>> Begin Material to process

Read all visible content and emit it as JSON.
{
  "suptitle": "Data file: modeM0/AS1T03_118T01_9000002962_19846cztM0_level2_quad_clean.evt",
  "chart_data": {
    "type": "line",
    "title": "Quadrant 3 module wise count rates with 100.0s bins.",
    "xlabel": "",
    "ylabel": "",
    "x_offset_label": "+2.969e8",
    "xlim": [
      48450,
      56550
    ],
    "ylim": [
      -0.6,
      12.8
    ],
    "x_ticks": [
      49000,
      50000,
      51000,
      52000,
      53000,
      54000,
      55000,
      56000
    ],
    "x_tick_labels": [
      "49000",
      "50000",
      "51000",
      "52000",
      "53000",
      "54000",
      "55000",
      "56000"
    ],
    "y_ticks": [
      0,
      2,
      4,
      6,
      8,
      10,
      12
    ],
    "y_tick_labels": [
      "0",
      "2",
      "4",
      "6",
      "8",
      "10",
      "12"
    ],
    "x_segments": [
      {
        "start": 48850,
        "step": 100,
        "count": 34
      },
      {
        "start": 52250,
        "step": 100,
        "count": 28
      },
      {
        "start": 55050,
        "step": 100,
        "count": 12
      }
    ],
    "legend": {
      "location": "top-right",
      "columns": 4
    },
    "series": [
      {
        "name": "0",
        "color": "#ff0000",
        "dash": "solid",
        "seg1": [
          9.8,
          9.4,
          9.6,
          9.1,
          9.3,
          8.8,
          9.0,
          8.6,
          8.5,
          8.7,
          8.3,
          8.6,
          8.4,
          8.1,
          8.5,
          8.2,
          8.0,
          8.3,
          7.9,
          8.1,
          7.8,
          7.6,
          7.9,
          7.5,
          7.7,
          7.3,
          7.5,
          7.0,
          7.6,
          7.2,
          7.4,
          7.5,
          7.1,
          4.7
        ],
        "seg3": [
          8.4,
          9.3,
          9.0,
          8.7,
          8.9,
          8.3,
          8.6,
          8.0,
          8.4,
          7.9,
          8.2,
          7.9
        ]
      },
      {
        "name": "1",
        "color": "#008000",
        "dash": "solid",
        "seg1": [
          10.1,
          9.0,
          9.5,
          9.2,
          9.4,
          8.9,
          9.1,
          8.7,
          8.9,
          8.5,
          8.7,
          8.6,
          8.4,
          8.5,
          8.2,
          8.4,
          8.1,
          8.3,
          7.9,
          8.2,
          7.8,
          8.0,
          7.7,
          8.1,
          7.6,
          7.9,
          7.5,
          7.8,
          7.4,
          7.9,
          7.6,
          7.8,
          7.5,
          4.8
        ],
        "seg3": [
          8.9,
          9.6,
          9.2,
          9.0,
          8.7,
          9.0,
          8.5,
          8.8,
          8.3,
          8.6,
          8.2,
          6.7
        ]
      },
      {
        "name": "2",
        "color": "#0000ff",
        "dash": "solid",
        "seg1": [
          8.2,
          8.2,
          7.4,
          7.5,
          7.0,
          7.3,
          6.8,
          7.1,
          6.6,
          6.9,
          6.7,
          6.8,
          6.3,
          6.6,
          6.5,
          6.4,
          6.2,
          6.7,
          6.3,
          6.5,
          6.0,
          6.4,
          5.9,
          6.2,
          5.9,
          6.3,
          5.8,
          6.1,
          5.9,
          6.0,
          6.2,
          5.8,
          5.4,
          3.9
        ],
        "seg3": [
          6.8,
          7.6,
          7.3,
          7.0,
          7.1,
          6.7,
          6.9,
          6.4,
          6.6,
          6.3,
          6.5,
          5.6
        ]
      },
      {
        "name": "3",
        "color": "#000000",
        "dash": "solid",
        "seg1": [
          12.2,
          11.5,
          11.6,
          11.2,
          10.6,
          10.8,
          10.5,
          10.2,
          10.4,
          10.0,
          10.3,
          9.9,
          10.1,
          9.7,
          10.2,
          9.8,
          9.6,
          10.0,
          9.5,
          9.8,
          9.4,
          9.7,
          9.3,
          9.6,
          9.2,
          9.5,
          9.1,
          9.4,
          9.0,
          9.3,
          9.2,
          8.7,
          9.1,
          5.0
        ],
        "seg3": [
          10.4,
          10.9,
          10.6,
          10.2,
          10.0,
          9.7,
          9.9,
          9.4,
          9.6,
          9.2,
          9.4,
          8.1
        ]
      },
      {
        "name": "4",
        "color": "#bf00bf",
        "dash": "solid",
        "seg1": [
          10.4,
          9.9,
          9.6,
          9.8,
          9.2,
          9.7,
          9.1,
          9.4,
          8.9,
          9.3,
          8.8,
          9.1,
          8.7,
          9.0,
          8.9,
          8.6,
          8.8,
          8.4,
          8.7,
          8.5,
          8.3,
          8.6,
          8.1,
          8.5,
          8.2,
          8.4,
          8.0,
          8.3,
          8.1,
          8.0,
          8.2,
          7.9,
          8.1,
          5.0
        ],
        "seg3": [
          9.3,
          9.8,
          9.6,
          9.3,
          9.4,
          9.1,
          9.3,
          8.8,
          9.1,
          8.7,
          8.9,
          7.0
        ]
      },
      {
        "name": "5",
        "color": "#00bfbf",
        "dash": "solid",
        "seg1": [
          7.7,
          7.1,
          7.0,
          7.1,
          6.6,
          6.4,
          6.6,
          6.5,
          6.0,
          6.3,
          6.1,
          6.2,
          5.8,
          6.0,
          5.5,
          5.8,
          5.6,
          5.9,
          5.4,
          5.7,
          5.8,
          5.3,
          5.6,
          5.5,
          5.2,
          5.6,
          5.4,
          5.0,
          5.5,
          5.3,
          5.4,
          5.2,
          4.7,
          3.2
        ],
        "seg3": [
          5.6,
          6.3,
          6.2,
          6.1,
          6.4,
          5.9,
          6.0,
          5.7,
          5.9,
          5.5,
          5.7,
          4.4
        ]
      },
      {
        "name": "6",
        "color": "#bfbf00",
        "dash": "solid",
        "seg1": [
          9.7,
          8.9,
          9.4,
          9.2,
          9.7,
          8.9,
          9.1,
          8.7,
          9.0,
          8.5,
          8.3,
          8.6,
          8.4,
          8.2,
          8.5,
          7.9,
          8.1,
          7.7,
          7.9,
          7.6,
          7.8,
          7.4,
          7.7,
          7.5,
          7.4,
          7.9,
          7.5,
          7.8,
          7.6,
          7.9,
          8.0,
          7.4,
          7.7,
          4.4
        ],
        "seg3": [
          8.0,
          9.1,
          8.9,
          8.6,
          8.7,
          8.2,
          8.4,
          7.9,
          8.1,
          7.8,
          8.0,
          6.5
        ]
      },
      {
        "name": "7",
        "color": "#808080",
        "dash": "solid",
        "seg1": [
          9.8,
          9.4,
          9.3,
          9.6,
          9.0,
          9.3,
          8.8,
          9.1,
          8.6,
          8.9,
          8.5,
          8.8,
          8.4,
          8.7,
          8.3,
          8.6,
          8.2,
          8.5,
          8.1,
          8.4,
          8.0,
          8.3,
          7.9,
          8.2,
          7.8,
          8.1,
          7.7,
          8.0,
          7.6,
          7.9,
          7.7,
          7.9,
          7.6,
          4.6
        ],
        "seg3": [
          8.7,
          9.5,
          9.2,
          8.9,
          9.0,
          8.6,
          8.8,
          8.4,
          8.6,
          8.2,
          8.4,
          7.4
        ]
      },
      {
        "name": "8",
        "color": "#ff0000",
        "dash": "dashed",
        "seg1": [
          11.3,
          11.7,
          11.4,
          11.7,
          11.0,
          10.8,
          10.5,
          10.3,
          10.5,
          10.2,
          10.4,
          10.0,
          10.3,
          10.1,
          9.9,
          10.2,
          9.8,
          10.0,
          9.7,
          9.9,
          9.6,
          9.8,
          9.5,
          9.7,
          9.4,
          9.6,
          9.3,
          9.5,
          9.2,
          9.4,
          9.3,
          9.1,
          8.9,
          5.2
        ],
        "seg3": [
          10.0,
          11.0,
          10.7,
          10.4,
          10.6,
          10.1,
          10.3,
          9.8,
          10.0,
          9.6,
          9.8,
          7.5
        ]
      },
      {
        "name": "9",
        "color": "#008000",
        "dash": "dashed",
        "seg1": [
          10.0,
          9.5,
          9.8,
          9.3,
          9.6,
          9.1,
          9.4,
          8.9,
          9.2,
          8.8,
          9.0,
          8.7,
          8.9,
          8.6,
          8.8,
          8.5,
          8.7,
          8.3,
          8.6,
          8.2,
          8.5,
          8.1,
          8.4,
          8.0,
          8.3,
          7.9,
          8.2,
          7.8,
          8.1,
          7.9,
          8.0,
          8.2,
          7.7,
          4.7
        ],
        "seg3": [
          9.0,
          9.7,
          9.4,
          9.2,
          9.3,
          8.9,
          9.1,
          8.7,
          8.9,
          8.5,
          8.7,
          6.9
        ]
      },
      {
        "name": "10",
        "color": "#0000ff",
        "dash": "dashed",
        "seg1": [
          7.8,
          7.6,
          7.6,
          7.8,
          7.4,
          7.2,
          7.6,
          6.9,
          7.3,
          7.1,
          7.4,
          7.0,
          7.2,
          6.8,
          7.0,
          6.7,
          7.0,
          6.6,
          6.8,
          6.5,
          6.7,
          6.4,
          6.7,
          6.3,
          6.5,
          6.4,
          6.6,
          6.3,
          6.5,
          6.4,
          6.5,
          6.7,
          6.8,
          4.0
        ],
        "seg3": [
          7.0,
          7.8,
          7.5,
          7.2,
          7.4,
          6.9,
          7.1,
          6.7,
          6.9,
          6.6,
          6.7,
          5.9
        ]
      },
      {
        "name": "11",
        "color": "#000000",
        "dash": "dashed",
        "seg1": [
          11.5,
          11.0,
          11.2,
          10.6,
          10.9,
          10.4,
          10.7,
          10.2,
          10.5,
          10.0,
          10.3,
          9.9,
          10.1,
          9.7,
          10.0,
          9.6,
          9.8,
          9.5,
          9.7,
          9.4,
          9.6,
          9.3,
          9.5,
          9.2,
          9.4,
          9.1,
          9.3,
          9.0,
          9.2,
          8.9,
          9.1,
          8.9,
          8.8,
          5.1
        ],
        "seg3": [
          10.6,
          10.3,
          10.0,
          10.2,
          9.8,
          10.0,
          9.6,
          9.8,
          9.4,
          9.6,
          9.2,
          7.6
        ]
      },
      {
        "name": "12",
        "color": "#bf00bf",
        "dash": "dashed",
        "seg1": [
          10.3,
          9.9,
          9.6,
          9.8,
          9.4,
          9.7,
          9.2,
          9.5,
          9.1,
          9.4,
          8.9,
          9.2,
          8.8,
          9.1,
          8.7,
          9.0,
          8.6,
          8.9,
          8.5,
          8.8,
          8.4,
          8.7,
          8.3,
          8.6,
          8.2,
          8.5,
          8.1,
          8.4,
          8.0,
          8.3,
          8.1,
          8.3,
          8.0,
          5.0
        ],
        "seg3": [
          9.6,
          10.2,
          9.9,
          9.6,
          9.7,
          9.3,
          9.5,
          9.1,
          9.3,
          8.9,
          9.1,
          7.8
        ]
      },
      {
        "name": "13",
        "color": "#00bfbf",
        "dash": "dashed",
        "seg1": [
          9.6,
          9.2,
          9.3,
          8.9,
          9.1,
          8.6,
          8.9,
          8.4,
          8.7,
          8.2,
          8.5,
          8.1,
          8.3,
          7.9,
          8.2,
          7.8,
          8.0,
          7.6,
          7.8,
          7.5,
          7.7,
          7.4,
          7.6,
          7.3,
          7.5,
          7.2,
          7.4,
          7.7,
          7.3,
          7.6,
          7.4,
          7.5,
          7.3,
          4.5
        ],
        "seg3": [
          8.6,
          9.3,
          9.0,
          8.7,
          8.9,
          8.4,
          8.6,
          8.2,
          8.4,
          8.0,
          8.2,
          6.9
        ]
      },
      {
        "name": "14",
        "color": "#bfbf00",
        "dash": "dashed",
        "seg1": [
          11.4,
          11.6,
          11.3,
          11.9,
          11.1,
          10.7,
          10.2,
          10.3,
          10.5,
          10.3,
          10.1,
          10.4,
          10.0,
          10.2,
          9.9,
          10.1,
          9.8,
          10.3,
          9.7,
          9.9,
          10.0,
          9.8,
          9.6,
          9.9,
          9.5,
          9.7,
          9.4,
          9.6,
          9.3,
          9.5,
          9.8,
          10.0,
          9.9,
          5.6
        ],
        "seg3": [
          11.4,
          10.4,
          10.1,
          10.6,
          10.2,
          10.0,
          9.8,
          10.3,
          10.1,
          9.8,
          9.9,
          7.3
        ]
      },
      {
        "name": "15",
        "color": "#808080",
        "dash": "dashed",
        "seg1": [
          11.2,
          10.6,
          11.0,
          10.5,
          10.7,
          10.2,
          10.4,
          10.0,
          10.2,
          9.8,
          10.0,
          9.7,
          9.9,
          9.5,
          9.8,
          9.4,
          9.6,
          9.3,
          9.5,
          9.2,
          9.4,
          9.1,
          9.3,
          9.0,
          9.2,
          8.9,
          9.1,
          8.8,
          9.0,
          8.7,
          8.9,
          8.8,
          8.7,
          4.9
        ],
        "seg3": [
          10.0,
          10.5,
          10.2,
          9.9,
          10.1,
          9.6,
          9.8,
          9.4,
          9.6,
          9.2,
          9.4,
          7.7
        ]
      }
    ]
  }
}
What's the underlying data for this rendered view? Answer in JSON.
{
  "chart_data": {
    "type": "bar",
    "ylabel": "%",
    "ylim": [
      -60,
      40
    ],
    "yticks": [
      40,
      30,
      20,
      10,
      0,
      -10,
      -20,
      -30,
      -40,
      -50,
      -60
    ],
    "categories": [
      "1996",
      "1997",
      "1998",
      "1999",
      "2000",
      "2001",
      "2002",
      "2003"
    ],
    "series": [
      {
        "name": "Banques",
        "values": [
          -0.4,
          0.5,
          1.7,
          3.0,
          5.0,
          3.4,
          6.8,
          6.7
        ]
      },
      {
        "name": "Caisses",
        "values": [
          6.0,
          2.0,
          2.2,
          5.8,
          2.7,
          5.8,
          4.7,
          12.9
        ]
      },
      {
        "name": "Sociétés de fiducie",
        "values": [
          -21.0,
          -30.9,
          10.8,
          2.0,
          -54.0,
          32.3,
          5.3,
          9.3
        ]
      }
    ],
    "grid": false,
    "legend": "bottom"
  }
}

>> End Material to process

Task instructions: What is the number of lines in this listing that contain the word "start"? Answer with that number and nothing else.

Task answer: 3